(Figure data in JSON)

----------------

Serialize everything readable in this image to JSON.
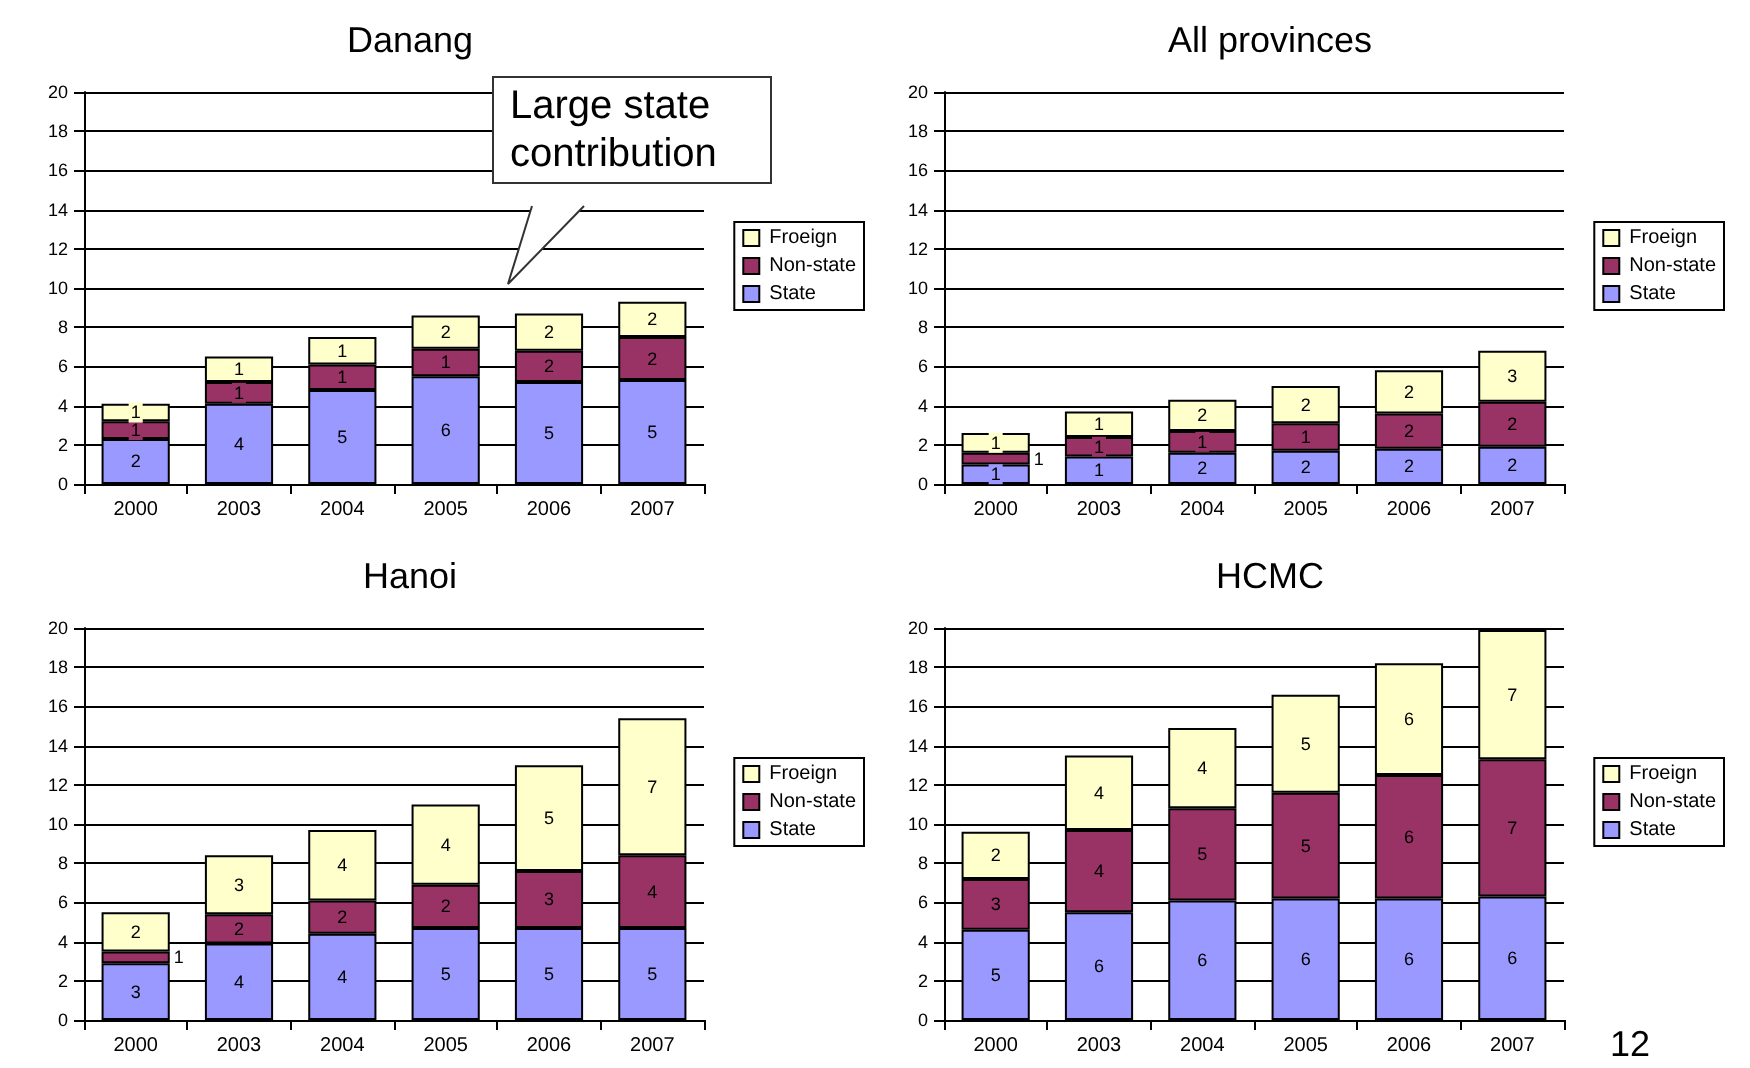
{
  "chart_data": [
    {
      "type": "bar",
      "title": "Danang",
      "stacked": true,
      "categories": [
        "2000",
        "2003",
        "2004",
        "2005",
        "2006",
        "2007"
      ],
      "ylim": [
        0,
        20
      ],
      "yticks": [
        0,
        2,
        4,
        6,
        8,
        10,
        12,
        14,
        16,
        18,
        20
      ],
      "grid": "y",
      "legend": "right",
      "annotations": [
        "Large state contribution"
      ],
      "series": [
        {
          "name": "State",
          "color": "#9999ff",
          "values": [
            2.3,
            4.1,
            4.8,
            5.5,
            5.2,
            5.3
          ],
          "value_labels": [
            "2",
            "4",
            "5",
            "6",
            "5",
            "5"
          ]
        },
        {
          "name": "Non-state",
          "color": "#993366",
          "values": [
            0.9,
            1.1,
            1.3,
            1.4,
            1.6,
            2.2
          ],
          "value_labels": [
            "1",
            "1",
            "1",
            "1",
            "2",
            "2"
          ]
        },
        {
          "name": "Froeign",
          "color": "#ffffcc",
          "values": [
            0.9,
            1.3,
            1.4,
            1.7,
            1.9,
            1.8
          ],
          "value_labels": [
            "1",
            "1",
            "1",
            "2",
            "2",
            "2"
          ]
        }
      ]
    },
    {
      "type": "bar",
      "title": "All provinces",
      "stacked": true,
      "categories": [
        "2000",
        "2003",
        "2004",
        "2005",
        "2006",
        "2007"
      ],
      "ylim": [
        0,
        20
      ],
      "yticks": [
        0,
        2,
        4,
        6,
        8,
        10,
        12,
        14,
        16,
        18,
        20
      ],
      "grid": "y",
      "legend": "right",
      "series": [
        {
          "name": "State",
          "color": "#9999ff",
          "values": [
            1.0,
            1.4,
            1.6,
            1.7,
            1.8,
            1.9
          ],
          "value_labels": [
            "1",
            "1",
            "2",
            "2",
            "2",
            "2"
          ]
        },
        {
          "name": "Non-state",
          "color": "#993366",
          "values": [
            0.6,
            1.0,
            1.1,
            1.4,
            1.8,
            2.3
          ],
          "value_labels": [
            "1",
            "1",
            "1",
            "1",
            "2",
            "2"
          ]
        },
        {
          "name": "Froeign",
          "color": "#ffffcc",
          "values": [
            1.0,
            1.3,
            1.6,
            1.9,
            2.2,
            2.6
          ],
          "value_labels": [
            "1",
            "1",
            "2",
            "2",
            "2",
            "3"
          ]
        }
      ]
    },
    {
      "type": "bar",
      "title": "Hanoi",
      "stacked": true,
      "categories": [
        "2000",
        "2003",
        "2004",
        "2005",
        "2006",
        "2007"
      ],
      "ylim": [
        0,
        20
      ],
      "yticks": [
        0,
        2,
        4,
        6,
        8,
        10,
        12,
        14,
        16,
        18,
        20
      ],
      "grid": "y",
      "legend": "right",
      "series": [
        {
          "name": "State",
          "color": "#9999ff",
          "values": [
            2.9,
            3.9,
            4.4,
            4.7,
            4.7,
            4.7
          ],
          "value_labels": [
            "3",
            "4",
            "4",
            "5",
            "5",
            "5"
          ]
        },
        {
          "name": "Non-state",
          "color": "#993366",
          "values": [
            0.6,
            1.5,
            1.7,
            2.2,
            2.9,
            3.7
          ],
          "value_labels": [
            "1",
            "2",
            "2",
            "2",
            "3",
            "4"
          ]
        },
        {
          "name": "Froeign",
          "color": "#ffffcc",
          "values": [
            2.0,
            3.0,
            3.6,
            4.1,
            5.4,
            7.0
          ],
          "value_labels": [
            "2",
            "3",
            "4",
            "4",
            "5",
            "7"
          ]
        }
      ]
    },
    {
      "type": "bar",
      "title": "HCMC",
      "stacked": true,
      "categories": [
        "2000",
        "2003",
        "2004",
        "2005",
        "2006",
        "2007"
      ],
      "ylim": [
        0,
        20
      ],
      "yticks": [
        0,
        2,
        4,
        6,
        8,
        10,
        12,
        14,
        16,
        18,
        20
      ],
      "grid": "y",
      "legend": "right",
      "annotations": [
        "12"
      ],
      "series": [
        {
          "name": "State",
          "color": "#9999ff",
          "values": [
            4.6,
            5.5,
            6.1,
            6.2,
            6.2,
            6.3
          ],
          "value_labels": [
            "5",
            "6",
            "6",
            "6",
            "6",
            "6"
          ]
        },
        {
          "name": "Non-state",
          "color": "#993366",
          "values": [
            2.6,
            4.2,
            4.7,
            5.4,
            6.3,
            7.0
          ],
          "value_labels": [
            "3",
            "4",
            "5",
            "5",
            "6",
            "7"
          ]
        },
        {
          "name": "Froeign",
          "color": "#ffffcc",
          "values": [
            2.4,
            3.8,
            4.1,
            5.0,
            5.7,
            6.6
          ],
          "value_labels": [
            "2",
            "4",
            "4",
            "5",
            "6",
            "7"
          ]
        }
      ]
    }
  ]
}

----------------

■ Description of the task
Give back each entry exactly as it appears, with no pictures.

■ The response
Serialize everything readable in this image to JSON.
{
  "chart_data": [
    {
      "type": "bar",
      "title": "Danang",
      "stacked": true,
      "categories": [
        "2000",
        "2003",
        "2004",
        "2005",
        "2006",
        "2007"
      ],
      "ylim": [
        0,
        20
      ],
      "yticks": [
        0,
        2,
        4,
        6,
        8,
        10,
        12,
        14,
        16,
        18,
        20
      ],
      "grid": "y",
      "legend": "right",
      "annotations": [
        "Large state contribution"
      ],
      "series": [
        {
          "name": "State",
          "color": "#9999ff",
          "values": [
            2.3,
            4.1,
            4.8,
            5.5,
            5.2,
            5.3
          ],
          "value_labels": [
            "2",
            "4",
            "5",
            "6",
            "5",
            "5"
          ]
        },
        {
          "name": "Non-state",
          "color": "#993366",
          "values": [
            0.9,
            1.1,
            1.3,
            1.4,
            1.6,
            2.2
          ],
          "value_labels": [
            "1",
            "1",
            "1",
            "1",
            "2",
            "2"
          ]
        },
        {
          "name": "Froeign",
          "color": "#ffffcc",
          "values": [
            0.9,
            1.3,
            1.4,
            1.7,
            1.9,
            1.8
          ],
          "value_labels": [
            "1",
            "1",
            "1",
            "2",
            "2",
            "2"
          ]
        }
      ]
    },
    {
      "type": "bar",
      "title": "All provinces",
      "stacked": true,
      "categories": [
        "2000",
        "2003",
        "2004",
        "2005",
        "2006",
        "2007"
      ],
      "ylim": [
        0,
        20
      ],
      "yticks": [
        0,
        2,
        4,
        6,
        8,
        10,
        12,
        14,
        16,
        18,
        20
      ],
      "grid": "y",
      "legend": "right",
      "series": [
        {
          "name": "State",
          "color": "#9999ff",
          "values": [
            1.0,
            1.4,
            1.6,
            1.7,
            1.8,
            1.9
          ],
          "value_labels": [
            "1",
            "1",
            "2",
            "2",
            "2",
            "2"
          ]
        },
        {
          "name": "Non-state",
          "color": "#993366",
          "values": [
            0.6,
            1.0,
            1.1,
            1.4,
            1.8,
            2.3
          ],
          "value_labels": [
            "1",
            "1",
            "1",
            "1",
            "2",
            "2"
          ]
        },
        {
          "name": "Froeign",
          "color": "#ffffcc",
          "values": [
            1.0,
            1.3,
            1.6,
            1.9,
            2.2,
            2.6
          ],
          "value_labels": [
            "1",
            "1",
            "2",
            "2",
            "2",
            "3"
          ]
        }
      ]
    },
    {
      "type": "bar",
      "title": "Hanoi",
      "stacked": true,
      "categories": [
        "2000",
        "2003",
        "2004",
        "2005",
        "2006",
        "2007"
      ],
      "ylim": [
        0,
        20
      ],
      "yticks": [
        0,
        2,
        4,
        6,
        8,
        10,
        12,
        14,
        16,
        18,
        20
      ],
      "grid": "y",
      "legend": "right",
      "series": [
        {
          "name": "State",
          "color": "#9999ff",
          "values": [
            2.9,
            3.9,
            4.4,
            4.7,
            4.7,
            4.7
          ],
          "value_labels": [
            "3",
            "4",
            "4",
            "5",
            "5",
            "5"
          ]
        },
        {
          "name": "Non-state",
          "color": "#993366",
          "values": [
            0.6,
            1.5,
            1.7,
            2.2,
            2.9,
            3.7
          ],
          "value_labels": [
            "1",
            "2",
            "2",
            "2",
            "3",
            "4"
          ]
        },
        {
          "name": "Froeign",
          "color": "#ffffcc",
          "values": [
            2.0,
            3.0,
            3.6,
            4.1,
            5.4,
            7.0
          ],
          "value_labels": [
            "2",
            "3",
            "4",
            "4",
            "5",
            "7"
          ]
        }
      ]
    },
    {
      "type": "bar",
      "title": "HCMC",
      "stacked": true,
      "categories": [
        "2000",
        "2003",
        "2004",
        "2005",
        "2006",
        "2007"
      ],
      "ylim": [
        0,
        20
      ],
      "yticks": [
        0,
        2,
        4,
        6,
        8,
        10,
        12,
        14,
        16,
        18,
        20
      ],
      "grid": "y",
      "legend": "right",
      "annotations": [
        "12"
      ],
      "series": [
        {
          "name": "State",
          "color": "#9999ff",
          "values": [
            4.6,
            5.5,
            6.1,
            6.2,
            6.2,
            6.3
          ],
          "value_labels": [
            "5",
            "6",
            "6",
            "6",
            "6",
            "6"
          ]
        },
        {
          "name": "Non-state",
          "color": "#993366",
          "values": [
            2.6,
            4.2,
            4.7,
            5.4,
            6.3,
            7.0
          ],
          "value_labels": [
            "3",
            "4",
            "5",
            "5",
            "6",
            "7"
          ]
        },
        {
          "name": "Froeign",
          "color": "#ffffcc",
          "values": [
            2.4,
            3.8,
            4.1,
            5.0,
            5.7,
            6.6
          ],
          "value_labels": [
            "2",
            "4",
            "4",
            "5",
            "6",
            "7"
          ]
        }
      ]
    }
  ]
}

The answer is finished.